From the entries that follow, extract each line holding the string "point".

=== THE RECORDS ===

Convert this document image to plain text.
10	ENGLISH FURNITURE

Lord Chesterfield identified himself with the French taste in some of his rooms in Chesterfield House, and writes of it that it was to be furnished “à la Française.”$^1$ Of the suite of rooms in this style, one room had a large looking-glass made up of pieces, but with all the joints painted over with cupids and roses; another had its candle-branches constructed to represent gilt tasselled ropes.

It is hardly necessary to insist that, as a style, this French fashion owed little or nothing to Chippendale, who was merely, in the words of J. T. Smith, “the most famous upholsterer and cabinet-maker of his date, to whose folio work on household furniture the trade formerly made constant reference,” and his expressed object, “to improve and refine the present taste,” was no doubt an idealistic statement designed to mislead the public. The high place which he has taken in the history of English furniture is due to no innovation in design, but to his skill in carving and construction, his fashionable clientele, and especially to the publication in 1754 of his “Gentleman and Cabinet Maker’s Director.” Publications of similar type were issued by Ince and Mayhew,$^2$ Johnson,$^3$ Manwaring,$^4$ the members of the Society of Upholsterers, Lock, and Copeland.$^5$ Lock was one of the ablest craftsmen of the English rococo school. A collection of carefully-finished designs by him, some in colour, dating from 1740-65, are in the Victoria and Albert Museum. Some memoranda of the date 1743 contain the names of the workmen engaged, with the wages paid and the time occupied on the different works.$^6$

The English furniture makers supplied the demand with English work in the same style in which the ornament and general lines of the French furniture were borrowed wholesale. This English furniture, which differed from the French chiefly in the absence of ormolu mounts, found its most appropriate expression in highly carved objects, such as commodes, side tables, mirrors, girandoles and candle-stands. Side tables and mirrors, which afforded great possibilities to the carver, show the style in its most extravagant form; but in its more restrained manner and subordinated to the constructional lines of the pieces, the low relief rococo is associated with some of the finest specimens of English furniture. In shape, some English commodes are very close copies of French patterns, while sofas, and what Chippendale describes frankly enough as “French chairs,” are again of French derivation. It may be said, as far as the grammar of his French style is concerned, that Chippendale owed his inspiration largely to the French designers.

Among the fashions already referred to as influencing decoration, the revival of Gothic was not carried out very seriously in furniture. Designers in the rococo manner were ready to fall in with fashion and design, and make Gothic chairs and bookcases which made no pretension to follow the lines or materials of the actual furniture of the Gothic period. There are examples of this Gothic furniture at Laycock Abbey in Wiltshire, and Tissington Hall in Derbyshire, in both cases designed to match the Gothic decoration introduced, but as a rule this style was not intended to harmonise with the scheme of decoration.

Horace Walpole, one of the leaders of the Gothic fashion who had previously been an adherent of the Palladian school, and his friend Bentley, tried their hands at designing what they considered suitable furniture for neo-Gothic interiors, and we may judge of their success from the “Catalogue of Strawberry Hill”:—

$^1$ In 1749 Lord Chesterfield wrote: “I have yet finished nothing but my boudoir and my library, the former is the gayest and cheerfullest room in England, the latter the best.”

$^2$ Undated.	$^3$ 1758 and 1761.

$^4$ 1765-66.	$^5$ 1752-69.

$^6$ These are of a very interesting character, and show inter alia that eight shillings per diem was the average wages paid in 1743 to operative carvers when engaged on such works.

===
=== THE RECORDS ===

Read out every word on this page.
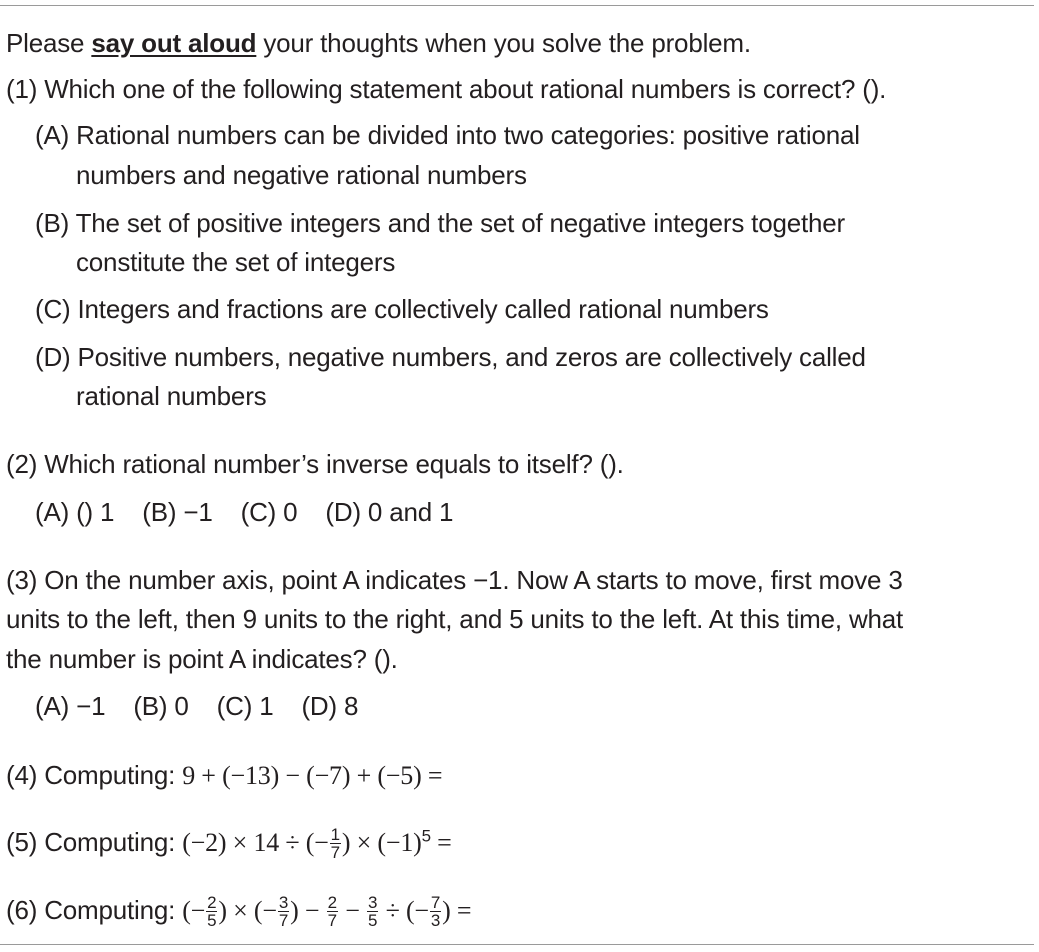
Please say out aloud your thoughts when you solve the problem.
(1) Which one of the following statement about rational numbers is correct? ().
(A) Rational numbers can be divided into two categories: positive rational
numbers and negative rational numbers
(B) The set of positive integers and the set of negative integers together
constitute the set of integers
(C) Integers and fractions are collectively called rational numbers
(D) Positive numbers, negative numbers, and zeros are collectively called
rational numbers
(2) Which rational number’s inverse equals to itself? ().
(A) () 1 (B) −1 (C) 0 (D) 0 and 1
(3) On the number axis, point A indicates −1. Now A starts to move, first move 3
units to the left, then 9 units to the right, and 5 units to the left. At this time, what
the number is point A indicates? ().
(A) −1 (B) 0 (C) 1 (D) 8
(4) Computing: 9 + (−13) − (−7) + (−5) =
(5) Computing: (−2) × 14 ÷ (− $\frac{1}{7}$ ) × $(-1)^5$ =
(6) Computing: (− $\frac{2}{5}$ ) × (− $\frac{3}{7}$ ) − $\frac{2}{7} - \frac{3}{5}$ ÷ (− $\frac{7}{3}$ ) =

===

**CORRECT RESPONSE:**
(3) On the number axis, point A indicates −1. Now A starts to move, first move 3
the number is point A indicates? ().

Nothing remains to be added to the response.